• _Coordinate annotation records_:
#####
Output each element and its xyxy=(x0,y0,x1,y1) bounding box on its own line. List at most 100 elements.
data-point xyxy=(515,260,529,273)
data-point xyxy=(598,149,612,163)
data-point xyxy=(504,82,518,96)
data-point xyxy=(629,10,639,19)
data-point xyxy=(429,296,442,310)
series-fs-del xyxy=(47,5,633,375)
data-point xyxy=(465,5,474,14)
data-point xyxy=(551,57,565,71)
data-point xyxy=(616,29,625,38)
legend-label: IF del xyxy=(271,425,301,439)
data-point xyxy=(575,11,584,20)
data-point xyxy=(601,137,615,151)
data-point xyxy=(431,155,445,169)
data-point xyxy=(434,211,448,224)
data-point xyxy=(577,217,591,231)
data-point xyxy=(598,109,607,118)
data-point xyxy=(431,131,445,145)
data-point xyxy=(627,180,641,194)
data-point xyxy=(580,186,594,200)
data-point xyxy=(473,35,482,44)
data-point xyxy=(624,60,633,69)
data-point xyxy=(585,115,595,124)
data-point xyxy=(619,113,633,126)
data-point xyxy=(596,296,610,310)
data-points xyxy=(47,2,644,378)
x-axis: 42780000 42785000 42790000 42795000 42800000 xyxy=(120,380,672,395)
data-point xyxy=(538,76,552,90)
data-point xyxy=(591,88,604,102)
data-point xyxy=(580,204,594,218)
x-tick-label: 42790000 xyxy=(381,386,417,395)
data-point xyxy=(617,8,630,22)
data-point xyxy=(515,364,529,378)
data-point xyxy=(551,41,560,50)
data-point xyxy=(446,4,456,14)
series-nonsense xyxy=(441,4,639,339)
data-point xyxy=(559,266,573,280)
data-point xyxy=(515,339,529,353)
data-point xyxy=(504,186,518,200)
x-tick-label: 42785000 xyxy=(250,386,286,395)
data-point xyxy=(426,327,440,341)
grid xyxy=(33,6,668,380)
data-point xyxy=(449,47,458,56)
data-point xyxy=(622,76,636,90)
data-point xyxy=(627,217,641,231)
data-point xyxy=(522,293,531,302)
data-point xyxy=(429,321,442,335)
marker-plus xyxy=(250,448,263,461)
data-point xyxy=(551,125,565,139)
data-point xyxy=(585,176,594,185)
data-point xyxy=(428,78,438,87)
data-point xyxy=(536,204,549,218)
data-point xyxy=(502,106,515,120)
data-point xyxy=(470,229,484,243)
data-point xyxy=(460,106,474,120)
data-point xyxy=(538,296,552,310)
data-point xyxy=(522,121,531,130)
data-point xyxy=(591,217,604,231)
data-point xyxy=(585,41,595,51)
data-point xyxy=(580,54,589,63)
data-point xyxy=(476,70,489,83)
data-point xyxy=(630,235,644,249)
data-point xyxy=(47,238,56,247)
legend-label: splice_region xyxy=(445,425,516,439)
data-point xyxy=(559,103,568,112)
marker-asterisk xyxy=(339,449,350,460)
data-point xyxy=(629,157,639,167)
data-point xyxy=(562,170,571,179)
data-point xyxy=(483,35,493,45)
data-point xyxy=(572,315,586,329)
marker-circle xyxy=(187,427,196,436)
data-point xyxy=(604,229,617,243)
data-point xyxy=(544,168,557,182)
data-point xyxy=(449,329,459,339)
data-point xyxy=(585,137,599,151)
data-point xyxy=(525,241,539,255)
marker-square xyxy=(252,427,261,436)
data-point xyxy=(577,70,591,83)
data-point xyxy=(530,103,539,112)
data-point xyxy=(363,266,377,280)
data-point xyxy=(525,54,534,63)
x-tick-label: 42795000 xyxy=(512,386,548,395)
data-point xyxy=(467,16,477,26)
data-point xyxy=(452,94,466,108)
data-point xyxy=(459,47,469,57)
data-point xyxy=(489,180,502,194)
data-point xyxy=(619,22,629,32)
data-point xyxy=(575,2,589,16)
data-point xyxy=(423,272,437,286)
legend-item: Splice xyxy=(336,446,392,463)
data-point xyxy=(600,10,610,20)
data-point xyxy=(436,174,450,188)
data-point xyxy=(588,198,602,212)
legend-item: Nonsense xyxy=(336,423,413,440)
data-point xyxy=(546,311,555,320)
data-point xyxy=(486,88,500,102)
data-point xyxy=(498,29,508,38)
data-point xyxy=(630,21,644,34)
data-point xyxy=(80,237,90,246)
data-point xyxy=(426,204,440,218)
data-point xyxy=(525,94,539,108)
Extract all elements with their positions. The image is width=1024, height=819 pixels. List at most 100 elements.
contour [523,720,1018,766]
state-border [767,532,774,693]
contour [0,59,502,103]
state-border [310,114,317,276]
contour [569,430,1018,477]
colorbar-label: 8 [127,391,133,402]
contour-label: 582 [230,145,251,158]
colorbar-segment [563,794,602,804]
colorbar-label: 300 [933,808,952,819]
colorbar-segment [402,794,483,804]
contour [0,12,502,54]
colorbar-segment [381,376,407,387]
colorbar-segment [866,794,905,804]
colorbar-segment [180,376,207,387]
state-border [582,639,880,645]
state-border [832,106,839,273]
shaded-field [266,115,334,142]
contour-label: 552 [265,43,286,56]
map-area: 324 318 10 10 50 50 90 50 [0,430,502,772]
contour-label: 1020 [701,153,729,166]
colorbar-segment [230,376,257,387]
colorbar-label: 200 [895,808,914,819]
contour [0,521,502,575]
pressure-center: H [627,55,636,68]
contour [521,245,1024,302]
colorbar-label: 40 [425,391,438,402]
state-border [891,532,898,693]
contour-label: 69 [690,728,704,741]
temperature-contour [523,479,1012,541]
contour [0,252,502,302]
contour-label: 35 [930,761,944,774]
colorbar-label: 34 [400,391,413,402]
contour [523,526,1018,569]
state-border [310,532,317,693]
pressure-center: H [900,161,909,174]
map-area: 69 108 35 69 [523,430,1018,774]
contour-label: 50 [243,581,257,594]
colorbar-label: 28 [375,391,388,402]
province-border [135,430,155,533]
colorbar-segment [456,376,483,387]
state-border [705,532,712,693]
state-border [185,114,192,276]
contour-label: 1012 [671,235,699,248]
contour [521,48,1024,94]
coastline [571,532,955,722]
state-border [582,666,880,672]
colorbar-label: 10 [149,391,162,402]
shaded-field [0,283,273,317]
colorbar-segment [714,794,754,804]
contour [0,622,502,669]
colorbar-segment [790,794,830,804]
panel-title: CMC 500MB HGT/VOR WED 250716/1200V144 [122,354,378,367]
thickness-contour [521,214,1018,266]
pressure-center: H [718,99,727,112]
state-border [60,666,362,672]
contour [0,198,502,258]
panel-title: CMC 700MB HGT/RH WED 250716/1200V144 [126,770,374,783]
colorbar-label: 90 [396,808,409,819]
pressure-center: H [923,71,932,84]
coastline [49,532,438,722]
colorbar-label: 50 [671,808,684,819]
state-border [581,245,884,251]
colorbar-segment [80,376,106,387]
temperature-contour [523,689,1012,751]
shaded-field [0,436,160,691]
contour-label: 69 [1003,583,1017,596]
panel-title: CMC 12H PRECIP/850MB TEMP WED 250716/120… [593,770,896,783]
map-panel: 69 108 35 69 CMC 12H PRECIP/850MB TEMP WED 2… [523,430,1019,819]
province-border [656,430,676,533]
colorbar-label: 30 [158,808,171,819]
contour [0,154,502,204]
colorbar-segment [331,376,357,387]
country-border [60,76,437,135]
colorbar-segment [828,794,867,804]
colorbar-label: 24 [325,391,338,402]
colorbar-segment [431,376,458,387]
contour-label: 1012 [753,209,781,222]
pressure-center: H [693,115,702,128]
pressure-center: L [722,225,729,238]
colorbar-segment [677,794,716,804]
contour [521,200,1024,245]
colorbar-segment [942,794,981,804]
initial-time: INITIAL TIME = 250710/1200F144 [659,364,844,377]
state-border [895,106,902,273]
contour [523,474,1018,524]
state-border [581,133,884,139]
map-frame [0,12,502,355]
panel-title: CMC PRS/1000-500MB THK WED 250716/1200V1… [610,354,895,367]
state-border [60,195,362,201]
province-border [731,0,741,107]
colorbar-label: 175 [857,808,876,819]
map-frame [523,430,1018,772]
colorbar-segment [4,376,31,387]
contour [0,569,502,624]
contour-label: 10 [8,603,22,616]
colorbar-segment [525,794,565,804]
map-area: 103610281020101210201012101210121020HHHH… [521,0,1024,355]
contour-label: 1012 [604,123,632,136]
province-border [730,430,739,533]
#####
• _What this task involves_: How many lines of the records above contain the string "most"? Give only the number.

• _Completed task_: 2